#### [Written task]
Return, word for word, only the lines from the one containing "Give me the" through the last line of the entries.

[Source data]
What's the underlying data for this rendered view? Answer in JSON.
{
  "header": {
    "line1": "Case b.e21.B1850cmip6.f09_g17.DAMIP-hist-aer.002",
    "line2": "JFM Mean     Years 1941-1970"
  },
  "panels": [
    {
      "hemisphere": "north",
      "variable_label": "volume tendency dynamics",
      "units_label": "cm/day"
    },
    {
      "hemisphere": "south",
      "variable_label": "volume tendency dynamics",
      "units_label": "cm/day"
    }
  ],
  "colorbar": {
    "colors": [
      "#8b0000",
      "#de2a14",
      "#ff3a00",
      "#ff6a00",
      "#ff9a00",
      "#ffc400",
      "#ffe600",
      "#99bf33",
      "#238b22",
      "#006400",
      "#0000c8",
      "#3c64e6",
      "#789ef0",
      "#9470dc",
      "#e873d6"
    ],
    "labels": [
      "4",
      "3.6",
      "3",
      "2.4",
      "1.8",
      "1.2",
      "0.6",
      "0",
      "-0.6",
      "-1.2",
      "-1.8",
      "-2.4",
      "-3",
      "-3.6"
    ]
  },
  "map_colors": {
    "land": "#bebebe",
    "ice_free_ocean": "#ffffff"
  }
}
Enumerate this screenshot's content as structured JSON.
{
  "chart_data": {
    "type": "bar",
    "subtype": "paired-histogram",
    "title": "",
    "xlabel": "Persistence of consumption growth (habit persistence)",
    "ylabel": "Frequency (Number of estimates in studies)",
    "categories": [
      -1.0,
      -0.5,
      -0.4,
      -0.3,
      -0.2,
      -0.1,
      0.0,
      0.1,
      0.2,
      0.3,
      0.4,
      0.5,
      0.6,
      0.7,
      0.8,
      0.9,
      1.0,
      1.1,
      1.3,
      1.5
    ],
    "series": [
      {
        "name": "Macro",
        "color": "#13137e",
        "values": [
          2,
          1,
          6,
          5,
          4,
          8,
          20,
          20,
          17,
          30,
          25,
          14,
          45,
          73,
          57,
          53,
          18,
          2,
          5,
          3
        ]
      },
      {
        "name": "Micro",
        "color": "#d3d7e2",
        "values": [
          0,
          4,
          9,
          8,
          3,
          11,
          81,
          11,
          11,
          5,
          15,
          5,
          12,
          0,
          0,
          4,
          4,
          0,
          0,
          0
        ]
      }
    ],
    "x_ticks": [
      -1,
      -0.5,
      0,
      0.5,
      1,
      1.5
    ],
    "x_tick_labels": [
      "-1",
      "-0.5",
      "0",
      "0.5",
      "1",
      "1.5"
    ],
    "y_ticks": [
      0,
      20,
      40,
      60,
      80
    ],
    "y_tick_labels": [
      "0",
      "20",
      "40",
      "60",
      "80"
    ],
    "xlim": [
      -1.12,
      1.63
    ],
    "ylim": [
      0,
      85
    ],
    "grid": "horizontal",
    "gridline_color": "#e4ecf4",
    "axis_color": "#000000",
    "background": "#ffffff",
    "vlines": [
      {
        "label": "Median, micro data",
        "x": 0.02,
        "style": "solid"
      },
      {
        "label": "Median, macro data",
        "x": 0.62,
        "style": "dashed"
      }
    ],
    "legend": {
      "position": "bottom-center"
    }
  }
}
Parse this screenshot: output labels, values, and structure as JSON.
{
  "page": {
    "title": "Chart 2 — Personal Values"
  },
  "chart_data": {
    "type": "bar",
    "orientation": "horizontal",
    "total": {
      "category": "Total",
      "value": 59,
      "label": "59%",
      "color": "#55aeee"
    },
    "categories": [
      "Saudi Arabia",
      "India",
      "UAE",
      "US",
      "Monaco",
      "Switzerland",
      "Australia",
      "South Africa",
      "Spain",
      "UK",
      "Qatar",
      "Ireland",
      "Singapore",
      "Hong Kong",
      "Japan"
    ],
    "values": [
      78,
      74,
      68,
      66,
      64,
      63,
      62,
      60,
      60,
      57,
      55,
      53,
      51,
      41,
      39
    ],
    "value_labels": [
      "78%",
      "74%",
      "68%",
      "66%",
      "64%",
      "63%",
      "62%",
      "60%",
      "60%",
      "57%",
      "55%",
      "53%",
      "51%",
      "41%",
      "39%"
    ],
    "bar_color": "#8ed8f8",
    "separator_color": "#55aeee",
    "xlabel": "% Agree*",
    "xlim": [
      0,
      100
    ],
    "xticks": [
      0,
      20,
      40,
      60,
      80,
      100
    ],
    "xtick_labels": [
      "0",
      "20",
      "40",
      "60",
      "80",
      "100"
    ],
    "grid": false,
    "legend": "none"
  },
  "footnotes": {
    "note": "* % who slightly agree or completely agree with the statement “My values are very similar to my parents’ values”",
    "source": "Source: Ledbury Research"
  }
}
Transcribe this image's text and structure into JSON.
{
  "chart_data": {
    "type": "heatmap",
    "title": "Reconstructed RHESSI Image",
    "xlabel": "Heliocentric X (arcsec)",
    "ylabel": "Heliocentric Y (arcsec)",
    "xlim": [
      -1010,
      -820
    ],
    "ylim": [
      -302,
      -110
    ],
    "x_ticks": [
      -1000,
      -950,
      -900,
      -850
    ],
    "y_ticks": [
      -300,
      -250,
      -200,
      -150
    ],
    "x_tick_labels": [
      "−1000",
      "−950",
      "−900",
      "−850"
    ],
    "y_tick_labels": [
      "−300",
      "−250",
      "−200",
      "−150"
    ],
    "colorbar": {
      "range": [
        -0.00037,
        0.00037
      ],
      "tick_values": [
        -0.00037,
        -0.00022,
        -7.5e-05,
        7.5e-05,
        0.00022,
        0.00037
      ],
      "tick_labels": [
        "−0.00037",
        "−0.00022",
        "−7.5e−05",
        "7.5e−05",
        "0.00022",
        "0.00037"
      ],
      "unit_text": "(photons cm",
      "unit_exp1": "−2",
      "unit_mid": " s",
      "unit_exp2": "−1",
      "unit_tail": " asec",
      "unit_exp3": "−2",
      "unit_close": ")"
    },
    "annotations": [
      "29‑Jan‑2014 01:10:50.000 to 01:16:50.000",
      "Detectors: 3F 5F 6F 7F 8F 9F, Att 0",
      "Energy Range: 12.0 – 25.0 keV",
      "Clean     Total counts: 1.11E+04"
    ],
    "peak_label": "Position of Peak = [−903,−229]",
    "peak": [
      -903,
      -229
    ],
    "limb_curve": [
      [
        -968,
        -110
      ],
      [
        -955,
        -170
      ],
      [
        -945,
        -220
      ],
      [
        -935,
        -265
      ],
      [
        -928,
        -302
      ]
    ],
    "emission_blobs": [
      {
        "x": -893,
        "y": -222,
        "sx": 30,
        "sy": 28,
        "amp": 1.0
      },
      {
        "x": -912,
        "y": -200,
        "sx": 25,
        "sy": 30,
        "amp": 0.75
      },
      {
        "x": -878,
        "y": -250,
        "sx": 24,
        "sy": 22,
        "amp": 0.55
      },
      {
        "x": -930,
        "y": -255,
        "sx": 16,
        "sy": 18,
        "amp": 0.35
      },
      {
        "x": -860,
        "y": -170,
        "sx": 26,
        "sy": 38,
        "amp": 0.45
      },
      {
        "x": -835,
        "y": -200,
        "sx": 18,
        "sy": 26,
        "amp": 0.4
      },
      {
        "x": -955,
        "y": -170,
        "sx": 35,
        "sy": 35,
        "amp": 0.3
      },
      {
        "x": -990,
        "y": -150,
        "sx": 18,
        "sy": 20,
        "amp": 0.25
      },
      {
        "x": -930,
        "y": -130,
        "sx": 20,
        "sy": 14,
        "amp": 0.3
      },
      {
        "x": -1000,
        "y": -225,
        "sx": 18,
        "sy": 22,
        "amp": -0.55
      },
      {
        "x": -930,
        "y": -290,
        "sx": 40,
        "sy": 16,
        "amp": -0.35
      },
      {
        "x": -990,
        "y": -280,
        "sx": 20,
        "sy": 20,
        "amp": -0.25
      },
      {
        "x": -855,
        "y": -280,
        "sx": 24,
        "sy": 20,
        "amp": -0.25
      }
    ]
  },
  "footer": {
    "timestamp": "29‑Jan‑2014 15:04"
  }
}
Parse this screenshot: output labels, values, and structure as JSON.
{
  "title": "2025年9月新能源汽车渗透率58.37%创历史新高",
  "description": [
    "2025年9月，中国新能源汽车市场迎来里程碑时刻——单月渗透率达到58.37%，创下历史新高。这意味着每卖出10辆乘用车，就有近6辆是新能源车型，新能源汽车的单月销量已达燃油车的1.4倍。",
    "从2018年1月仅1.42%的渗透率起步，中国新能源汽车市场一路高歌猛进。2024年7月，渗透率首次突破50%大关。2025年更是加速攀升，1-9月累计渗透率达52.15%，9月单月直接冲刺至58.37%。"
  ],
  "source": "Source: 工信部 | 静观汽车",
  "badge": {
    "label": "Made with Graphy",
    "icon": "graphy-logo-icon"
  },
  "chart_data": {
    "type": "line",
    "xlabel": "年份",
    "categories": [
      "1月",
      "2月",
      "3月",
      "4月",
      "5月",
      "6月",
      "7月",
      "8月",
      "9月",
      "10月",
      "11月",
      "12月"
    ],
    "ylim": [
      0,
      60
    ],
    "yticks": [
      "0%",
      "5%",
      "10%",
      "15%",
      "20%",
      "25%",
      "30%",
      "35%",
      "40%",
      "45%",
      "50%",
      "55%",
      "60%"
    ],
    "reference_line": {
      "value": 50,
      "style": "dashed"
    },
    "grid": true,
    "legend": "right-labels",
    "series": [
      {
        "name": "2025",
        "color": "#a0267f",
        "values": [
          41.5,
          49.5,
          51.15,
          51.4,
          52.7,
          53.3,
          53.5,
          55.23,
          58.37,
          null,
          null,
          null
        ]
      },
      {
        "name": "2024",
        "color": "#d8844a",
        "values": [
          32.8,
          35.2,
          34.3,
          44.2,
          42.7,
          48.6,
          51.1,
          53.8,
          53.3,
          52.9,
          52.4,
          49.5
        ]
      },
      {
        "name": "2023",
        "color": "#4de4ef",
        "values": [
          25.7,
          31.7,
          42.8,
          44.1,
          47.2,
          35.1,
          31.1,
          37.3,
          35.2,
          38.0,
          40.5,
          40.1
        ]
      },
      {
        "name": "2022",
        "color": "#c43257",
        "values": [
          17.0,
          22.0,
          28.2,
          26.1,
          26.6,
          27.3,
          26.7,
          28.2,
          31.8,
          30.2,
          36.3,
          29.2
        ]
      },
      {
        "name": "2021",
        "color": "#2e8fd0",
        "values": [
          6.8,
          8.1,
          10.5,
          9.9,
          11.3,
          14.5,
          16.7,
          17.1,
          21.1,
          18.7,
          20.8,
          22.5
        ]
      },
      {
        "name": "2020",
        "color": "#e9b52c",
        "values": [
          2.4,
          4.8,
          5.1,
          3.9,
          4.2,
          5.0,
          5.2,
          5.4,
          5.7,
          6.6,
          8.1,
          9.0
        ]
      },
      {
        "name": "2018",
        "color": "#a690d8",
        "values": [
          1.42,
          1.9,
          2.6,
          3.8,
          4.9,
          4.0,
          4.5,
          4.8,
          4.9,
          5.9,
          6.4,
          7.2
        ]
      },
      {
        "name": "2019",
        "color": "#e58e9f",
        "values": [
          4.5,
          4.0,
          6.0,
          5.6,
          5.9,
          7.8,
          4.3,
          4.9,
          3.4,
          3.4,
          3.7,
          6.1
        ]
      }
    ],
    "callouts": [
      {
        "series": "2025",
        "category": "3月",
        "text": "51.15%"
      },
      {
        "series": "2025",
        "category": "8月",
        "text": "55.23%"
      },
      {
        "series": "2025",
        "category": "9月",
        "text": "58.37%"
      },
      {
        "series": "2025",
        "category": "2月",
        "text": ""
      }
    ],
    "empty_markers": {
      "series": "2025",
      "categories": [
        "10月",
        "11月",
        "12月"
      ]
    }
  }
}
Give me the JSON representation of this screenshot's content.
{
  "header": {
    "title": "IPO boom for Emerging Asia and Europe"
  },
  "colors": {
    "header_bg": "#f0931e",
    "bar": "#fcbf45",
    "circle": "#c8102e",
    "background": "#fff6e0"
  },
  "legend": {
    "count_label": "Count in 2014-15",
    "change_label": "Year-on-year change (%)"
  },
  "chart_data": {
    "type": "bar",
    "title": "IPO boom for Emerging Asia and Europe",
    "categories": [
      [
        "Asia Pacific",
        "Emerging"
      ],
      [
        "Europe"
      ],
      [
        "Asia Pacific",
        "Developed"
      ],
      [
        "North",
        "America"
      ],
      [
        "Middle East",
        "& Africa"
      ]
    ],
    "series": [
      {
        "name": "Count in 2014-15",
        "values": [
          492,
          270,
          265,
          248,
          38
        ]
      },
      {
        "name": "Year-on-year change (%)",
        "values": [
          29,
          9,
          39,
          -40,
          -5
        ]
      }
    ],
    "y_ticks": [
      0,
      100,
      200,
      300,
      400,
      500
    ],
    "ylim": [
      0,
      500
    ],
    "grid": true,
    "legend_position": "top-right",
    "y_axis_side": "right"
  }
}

#### [Completed exercise]
Give me the JSON representation of this screenshot's content.
{
  "header": {
    "title": "IPO boom for Emerging Asia and Europe"
  },
  "colors": {
    "header_bg": "#f0931e",
    "bar": "#fcbf45",
    "circle": "#c8102e",
    "background": "#fff6e0"
  },
  "legend": {
    "count_label": "Count in 2014-15",
    "change_label": "Year-on-year change (%)"
  },
  "chart_data": {
    "type": "bar",
    "title": "IPO boom for Emerging Asia and Europe",
    "categories": [
      [
        "Asia Pacific",
        "Emerging"
      ],
      [
        "Europe"
      ],
      [
        "Asia Pacific",
        "Developed"
      ],
      [
        "North",
        "America"
      ],
      [
        "Middle East",
        "& Africa"
      ]
    ],
    "series": [
      {
        "name": "Count in 2014-15",
        "values": [
          492,
          270,
          265,
          248,
          38
        ]
      },
      {
        "name": "Year-on-year change (%)",
        "values": [
          29,
          9,
          39,
          -40,
          -5
        ]
      }
    ],
    "y_ticks": [
      0,
      100,
      200,
      300,
      400,
      500
    ],
    "ylim": [
      0,
      500
    ],
    "grid": true,
    "legend_position": "top-right",
    "y_axis_side": "right"
  }
}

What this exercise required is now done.